— Problem —
Arrange the lines of the listing below as a numbered list, skipping any blank lines. Begin at the first line of the listing and stop after the line that has "231, 1140, 341]".

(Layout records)
┌──
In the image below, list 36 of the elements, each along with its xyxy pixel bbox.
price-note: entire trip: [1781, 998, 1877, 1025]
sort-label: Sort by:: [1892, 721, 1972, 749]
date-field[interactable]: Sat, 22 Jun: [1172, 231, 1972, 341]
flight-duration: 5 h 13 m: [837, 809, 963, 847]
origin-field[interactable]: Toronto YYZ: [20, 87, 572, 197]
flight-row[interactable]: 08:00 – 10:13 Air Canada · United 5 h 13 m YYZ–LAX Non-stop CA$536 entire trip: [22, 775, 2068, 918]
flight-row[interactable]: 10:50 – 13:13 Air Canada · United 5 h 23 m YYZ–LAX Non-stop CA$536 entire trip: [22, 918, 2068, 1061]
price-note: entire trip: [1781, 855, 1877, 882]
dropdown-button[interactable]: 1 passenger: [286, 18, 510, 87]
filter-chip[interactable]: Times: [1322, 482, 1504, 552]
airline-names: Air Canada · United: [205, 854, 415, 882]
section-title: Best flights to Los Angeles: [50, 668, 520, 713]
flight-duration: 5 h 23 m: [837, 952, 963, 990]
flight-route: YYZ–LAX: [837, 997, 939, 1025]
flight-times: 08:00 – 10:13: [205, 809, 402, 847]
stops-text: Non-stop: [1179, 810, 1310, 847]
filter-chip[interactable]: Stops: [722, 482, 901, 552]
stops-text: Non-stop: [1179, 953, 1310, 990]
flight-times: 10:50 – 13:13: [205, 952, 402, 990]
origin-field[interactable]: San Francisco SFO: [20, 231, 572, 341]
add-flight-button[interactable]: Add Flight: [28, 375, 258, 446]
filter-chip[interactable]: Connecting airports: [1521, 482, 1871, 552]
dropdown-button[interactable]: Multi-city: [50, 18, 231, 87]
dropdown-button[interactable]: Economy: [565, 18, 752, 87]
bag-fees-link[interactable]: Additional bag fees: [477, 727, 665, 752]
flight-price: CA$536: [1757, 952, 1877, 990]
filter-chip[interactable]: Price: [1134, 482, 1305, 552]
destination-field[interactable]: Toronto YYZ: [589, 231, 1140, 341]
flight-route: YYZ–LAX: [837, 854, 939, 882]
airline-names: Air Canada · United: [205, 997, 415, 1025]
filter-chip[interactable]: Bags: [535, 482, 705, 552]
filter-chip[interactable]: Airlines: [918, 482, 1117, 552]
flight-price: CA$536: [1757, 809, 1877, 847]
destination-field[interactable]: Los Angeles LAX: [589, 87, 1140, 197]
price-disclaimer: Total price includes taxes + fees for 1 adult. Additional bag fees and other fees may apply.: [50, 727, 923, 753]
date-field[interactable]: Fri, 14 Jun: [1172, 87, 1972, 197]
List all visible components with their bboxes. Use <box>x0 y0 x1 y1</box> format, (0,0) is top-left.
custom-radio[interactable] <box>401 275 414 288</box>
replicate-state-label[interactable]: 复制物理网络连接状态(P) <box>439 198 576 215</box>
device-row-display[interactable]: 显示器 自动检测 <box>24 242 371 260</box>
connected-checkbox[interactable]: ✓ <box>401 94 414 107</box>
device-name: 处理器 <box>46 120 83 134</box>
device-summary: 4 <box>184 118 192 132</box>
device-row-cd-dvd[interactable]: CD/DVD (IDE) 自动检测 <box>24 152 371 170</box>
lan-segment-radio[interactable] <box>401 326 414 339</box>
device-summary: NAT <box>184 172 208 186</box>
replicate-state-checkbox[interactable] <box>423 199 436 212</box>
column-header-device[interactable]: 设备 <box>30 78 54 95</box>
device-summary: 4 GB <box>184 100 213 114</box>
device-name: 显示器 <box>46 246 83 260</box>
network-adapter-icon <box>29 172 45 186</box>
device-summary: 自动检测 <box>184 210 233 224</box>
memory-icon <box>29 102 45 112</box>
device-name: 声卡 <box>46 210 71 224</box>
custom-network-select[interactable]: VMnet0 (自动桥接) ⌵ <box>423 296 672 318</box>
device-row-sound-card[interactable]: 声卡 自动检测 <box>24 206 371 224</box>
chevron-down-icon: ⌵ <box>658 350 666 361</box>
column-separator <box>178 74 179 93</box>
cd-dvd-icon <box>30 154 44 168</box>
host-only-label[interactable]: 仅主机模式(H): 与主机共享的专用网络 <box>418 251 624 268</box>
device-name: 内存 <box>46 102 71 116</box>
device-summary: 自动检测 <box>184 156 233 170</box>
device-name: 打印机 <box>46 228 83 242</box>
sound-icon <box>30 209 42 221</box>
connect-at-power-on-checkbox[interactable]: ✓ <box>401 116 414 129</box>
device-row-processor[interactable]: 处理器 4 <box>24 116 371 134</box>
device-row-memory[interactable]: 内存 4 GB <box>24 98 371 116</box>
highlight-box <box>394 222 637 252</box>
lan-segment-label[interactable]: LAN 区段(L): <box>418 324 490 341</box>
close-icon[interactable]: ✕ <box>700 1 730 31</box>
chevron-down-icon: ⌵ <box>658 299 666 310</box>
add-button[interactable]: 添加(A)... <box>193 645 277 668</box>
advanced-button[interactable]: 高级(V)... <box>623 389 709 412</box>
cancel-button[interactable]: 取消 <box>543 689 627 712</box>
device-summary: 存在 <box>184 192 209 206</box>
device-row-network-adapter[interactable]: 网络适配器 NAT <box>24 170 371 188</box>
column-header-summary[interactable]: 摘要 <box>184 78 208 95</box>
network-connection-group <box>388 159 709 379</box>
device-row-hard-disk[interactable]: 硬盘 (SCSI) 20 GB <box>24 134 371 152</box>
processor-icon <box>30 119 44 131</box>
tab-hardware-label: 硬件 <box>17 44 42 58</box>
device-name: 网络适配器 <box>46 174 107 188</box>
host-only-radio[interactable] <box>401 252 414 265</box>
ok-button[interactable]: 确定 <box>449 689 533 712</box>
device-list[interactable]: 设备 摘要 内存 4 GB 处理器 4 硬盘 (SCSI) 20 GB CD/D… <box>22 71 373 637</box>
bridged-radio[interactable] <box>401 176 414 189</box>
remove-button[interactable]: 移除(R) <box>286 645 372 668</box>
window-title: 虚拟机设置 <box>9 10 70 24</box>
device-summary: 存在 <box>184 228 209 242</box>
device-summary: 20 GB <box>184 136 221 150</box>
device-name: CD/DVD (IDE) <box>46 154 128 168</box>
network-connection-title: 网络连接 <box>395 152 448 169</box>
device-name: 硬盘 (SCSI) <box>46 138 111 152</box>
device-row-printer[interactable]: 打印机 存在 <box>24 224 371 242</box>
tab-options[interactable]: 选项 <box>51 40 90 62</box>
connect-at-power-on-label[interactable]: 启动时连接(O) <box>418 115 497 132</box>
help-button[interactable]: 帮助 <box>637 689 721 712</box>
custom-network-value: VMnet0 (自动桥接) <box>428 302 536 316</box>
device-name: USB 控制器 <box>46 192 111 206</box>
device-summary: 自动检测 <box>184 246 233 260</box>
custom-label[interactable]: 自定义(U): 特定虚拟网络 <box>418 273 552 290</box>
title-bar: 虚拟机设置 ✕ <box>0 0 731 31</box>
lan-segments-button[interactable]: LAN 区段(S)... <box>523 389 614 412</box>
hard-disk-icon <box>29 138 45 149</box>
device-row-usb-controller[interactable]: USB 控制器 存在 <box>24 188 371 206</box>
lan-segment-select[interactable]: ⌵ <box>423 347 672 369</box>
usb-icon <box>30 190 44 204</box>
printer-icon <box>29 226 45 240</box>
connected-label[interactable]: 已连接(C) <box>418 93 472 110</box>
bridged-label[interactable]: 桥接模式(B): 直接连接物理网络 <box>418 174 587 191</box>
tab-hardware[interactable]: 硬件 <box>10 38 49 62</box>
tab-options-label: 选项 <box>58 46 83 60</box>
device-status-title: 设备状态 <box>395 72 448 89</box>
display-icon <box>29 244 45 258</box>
└──
— Exercise answer —
1. In the image below, list 36 of the elements, each along with its xyxy pixel bbox.
2. price-note: entire trip: [1781, 998, 1877, 1025]
3. sort-label: Sort by:: [1892, 721, 1972, 749]
4. date-field[interactable]: Sat, 22 Jun: [1172, 231, 1972, 341]
5. flight-duration: 5 h 13 m: [837, 809, 963, 847]
6. origin-field[interactable]: Toronto YYZ: [20, 87, 572, 197]
7. flight-row[interactable]: 08:00 – 10:13 Air Canada · United 5 h 13 m YYZ–LAX Non-stop CA$536 entire trip: [22, 775, 2068, 918]
8. flight-row[interactable]: 10:50 – 13:13 Air Canada · United 5 h 23 m YYZ–LAX Non-stop CA$536 entire trip: [22, 918, 2068, 1061]
9. price-note: entire trip: [1781, 855, 1877, 882]
10. dropdown-button[interactable]: 1 passenger: [286, 18, 510, 87]
11. filter-chip[interactable]: Times: [1322, 482, 1504, 552]
12. airline-names: Air Canada · United: [205, 854, 415, 882]
13. section-title: Best flights to Los Angeles: [50, 668, 520, 713]
14. flight-duration: 5 h 23 m: [837, 952, 963, 990]
15. flight-route: YYZ–LAX: [837, 997, 939, 1025]
16. flight-times: 08:00 – 10:13: [205, 809, 402, 847]
17. stops-text: Non-stop: [1179, 810, 1310, 847]
18. filter-chip[interactable]: Stops: [722, 482, 901, 552]
19. stops-text: Non-stop: [1179, 953, 1310, 990]
20. flight-times: 10:50 – 13:13: [205, 952, 402, 990]
21. origin-field[interactable]: San Francisco SFO: [20, 231, 572, 341]
22. add-flight-button[interactable]: Add Flight: [28, 375, 258, 446]
23. filter-chip[interactable]: Connecting airports: [1521, 482, 1871, 552]
24. dropdown-button[interactable]: Multi-city: [50, 18, 231, 87]
25. dropdown-button[interactable]: Economy: [565, 18, 752, 87]
26. bag-fees-link[interactable]: Additional bag fees: [477, 727, 665, 752]
27. flight-price: CA$536: [1757, 952, 1877, 990]
28. filter-chip[interactable]: Price: [1134, 482, 1305, 552]
29. destination-field[interactable]: Toronto YYZ: [589, 231, 1140, 341]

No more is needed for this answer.